### Problem description
Copy out word for word everything from the first line of the items below down to the line that contains "toc-entry[interactable] [42, 111, 482, 145]", including both of those lines.

### Material for this task

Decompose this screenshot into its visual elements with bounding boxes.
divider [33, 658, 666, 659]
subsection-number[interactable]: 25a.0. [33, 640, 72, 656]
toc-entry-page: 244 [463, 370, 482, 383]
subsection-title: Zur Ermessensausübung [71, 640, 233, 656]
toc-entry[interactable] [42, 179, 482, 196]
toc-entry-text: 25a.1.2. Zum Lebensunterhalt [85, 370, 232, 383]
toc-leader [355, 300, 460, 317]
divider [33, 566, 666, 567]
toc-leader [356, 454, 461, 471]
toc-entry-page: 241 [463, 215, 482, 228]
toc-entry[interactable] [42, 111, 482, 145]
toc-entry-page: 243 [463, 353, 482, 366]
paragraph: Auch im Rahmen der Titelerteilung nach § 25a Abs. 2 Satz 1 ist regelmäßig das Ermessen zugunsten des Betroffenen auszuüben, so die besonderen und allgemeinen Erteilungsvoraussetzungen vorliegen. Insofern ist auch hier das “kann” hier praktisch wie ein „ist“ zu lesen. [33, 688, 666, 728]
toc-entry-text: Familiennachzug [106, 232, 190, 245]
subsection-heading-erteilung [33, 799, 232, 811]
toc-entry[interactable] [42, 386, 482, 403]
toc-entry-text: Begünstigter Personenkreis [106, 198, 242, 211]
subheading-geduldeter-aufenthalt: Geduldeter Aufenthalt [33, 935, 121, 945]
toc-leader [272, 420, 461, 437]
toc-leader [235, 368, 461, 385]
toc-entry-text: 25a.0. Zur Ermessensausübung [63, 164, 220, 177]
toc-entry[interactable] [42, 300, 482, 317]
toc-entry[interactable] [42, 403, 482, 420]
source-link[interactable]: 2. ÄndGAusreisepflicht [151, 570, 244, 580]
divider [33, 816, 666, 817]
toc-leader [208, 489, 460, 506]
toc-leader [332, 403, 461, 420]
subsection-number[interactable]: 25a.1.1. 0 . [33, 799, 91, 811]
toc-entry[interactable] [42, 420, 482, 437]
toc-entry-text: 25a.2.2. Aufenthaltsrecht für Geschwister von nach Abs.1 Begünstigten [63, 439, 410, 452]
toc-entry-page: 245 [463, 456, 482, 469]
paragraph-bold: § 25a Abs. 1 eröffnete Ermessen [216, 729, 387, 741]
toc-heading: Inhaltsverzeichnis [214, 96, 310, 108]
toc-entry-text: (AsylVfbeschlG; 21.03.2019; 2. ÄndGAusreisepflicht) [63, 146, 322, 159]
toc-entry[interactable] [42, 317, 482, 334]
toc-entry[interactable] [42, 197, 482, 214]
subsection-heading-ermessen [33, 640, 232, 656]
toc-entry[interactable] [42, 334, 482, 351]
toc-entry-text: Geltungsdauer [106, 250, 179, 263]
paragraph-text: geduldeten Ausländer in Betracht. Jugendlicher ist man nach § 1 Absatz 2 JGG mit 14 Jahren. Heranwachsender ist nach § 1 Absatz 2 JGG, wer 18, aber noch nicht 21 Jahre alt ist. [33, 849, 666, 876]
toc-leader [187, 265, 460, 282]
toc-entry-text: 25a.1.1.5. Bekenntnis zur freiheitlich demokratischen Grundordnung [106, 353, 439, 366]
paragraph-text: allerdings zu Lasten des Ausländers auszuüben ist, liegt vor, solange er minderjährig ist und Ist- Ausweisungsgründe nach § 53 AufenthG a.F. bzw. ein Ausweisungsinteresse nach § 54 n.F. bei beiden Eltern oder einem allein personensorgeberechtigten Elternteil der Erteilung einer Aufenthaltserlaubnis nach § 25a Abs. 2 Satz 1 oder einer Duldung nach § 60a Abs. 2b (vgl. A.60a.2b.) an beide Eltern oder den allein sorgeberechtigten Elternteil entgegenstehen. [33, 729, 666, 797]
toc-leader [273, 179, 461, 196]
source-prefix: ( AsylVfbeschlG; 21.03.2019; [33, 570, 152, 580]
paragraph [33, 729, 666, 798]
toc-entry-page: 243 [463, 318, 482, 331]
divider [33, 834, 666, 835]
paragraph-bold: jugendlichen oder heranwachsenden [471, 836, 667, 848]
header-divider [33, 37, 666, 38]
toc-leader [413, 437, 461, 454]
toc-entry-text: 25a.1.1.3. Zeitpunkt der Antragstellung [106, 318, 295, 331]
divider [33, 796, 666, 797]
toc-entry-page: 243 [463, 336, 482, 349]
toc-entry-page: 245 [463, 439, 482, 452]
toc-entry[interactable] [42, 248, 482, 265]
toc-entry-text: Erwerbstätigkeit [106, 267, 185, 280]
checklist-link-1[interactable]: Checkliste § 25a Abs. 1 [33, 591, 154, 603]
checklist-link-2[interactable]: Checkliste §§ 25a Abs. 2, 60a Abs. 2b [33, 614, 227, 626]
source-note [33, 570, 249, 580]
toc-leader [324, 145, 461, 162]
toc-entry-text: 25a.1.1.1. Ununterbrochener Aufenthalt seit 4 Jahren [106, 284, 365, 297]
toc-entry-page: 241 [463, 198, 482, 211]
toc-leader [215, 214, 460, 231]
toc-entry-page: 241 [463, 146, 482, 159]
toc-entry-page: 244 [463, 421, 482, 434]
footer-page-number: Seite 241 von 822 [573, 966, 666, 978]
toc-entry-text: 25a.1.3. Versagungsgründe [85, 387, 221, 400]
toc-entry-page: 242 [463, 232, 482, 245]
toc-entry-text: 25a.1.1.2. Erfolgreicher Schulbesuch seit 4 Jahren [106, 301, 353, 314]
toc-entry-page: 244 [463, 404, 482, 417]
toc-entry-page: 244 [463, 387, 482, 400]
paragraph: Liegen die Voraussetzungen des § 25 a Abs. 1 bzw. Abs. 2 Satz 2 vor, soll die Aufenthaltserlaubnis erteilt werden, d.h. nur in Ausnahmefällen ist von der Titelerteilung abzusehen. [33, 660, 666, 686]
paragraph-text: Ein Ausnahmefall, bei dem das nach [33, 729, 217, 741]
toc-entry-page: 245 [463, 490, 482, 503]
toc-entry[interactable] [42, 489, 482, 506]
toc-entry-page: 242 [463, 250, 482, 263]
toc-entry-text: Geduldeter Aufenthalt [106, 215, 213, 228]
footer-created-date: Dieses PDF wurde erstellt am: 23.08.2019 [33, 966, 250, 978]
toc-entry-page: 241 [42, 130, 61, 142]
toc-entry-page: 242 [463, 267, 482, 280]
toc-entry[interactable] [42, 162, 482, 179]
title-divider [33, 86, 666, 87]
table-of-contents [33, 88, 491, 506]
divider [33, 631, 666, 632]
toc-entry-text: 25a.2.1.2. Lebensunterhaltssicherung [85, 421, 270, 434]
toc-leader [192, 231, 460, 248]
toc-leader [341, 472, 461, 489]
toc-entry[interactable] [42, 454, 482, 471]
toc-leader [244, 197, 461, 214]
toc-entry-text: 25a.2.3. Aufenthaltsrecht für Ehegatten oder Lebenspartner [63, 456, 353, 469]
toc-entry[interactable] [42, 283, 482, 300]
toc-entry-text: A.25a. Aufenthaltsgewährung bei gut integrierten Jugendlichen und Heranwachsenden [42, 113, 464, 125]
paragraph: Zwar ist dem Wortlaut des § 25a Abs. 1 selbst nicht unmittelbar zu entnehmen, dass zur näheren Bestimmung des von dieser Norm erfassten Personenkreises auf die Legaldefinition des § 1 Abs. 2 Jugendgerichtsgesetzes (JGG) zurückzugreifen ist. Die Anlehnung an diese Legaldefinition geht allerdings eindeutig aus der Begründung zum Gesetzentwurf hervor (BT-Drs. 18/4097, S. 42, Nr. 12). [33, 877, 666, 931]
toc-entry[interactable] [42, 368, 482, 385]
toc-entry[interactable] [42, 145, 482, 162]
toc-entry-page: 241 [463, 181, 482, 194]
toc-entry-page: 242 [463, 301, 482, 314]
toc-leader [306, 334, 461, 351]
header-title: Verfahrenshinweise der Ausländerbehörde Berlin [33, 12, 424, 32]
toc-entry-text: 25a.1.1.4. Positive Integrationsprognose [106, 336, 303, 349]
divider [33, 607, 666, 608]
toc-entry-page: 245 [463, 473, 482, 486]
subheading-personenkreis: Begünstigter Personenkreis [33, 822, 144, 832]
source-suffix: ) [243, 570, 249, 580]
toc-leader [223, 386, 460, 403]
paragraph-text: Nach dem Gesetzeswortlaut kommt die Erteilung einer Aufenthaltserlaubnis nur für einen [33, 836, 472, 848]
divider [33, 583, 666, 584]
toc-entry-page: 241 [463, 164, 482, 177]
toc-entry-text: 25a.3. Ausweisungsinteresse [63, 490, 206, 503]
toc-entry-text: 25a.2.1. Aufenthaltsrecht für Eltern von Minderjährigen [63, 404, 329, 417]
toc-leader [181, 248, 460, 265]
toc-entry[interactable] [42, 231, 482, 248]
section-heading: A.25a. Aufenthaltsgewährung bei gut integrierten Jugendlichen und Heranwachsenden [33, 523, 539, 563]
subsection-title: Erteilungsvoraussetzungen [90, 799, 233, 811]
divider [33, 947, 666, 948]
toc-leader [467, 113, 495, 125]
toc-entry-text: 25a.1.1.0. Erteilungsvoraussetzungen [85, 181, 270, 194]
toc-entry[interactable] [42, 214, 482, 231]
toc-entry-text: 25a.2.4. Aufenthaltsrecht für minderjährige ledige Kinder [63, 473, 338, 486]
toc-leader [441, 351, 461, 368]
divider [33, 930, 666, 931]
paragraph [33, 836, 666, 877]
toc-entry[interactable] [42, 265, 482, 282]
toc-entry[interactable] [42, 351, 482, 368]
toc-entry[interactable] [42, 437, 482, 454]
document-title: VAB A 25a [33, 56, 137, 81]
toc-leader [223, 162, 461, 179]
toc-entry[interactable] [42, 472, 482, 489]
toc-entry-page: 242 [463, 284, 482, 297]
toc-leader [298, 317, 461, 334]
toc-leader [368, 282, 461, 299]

### Final result
Decompose this screenshot into its visual elements with bounding boxes.
divider [33, 658, 666, 659]
subsection-number[interactable]: 25a.0. [33, 640, 72, 656]
toc-entry-page: 244 [463, 370, 482, 383]
subsection-title: Zur Ermessensausübung [71, 640, 233, 656]
toc-entry[interactable] [42, 179, 482, 196]
toc-entry-text: 25a.1.2. Zum Lebensunterhalt [85, 370, 232, 383]
toc-leader [355, 300, 460, 317]
divider [33, 566, 666, 567]
toc-leader [356, 454, 461, 471]
toc-entry-page: 241 [463, 215, 482, 228]
toc-entry[interactable] [42, 111, 482, 145]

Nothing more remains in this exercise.